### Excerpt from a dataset
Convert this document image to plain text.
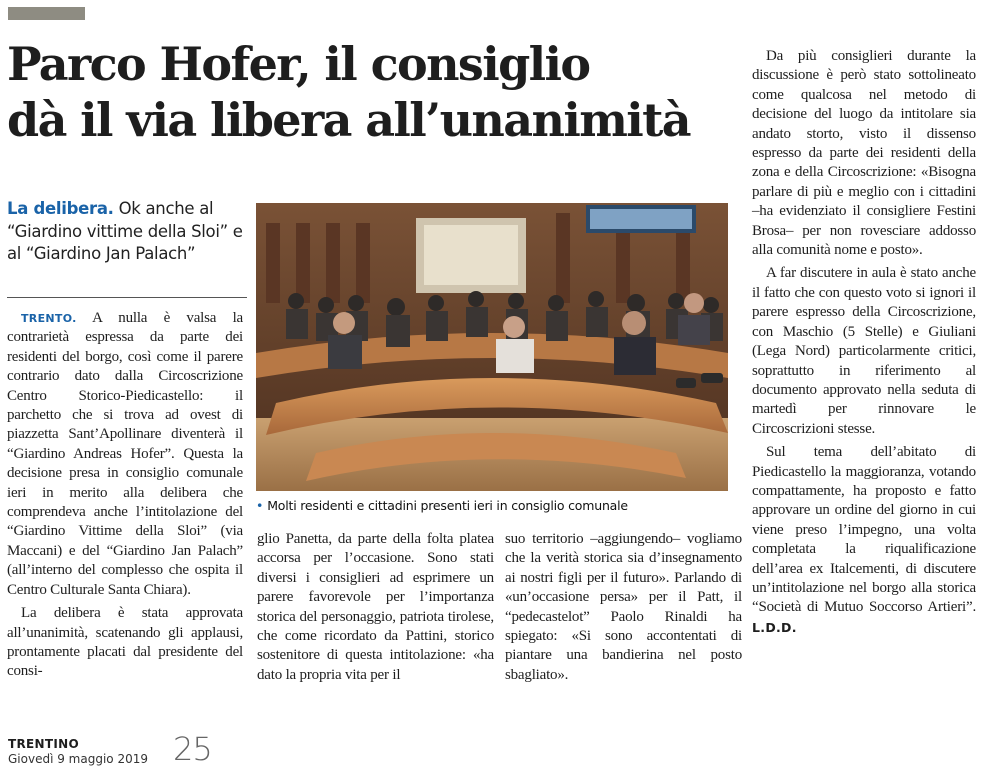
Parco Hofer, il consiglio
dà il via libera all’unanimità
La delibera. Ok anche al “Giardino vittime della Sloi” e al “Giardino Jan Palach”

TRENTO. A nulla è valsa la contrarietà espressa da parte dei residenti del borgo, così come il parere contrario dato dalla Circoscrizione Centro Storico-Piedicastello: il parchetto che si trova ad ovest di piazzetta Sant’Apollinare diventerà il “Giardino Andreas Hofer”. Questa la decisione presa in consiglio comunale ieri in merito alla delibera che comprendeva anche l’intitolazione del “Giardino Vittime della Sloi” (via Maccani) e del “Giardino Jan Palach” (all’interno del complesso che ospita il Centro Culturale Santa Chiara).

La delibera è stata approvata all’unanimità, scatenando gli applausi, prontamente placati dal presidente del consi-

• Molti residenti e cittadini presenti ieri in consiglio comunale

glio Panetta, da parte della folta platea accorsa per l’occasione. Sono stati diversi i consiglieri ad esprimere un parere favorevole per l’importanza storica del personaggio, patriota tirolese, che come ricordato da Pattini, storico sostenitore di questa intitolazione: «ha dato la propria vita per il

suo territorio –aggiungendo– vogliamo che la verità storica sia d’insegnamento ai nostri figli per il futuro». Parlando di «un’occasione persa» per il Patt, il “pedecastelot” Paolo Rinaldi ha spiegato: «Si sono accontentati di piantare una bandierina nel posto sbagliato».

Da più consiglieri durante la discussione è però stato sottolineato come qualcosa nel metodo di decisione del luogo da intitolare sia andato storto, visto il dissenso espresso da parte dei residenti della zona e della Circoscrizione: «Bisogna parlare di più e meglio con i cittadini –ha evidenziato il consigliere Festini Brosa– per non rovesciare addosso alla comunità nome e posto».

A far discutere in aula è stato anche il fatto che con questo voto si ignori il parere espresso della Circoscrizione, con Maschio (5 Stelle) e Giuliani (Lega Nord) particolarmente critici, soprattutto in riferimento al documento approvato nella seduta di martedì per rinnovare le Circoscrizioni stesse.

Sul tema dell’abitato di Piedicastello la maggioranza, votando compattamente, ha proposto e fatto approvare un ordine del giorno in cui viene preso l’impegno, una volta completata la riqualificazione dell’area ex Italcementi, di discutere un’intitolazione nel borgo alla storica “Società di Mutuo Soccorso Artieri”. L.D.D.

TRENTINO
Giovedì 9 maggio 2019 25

### What is needed
Select and copy every line of the material that holds the string "stato".

### Answer
Da più consiglieri durante la discussione è però stato sottolineato come qualcosa nel metodo di decisione del luogo da intitolare sia andato storto, visto il dissenso espresso da parte dei residenti della zona e della Circoscrizione: «Bisogna parlare di più e meglio con i cittadini –ha evidenziato il consigliere Festini Brosa– per non rovesciare addosso alla comunità nome e posto».
A far discutere in aula è stato anche il fatto che con questo voto si ignori il parere espresso della Circoscrizione, con Maschio (5 Stelle) e Giuliani (Lega Nord) particolarmente critici, soprattutto in riferimento al documento approvato nella seduta di martedì per rinnovare le Circoscrizioni stesse.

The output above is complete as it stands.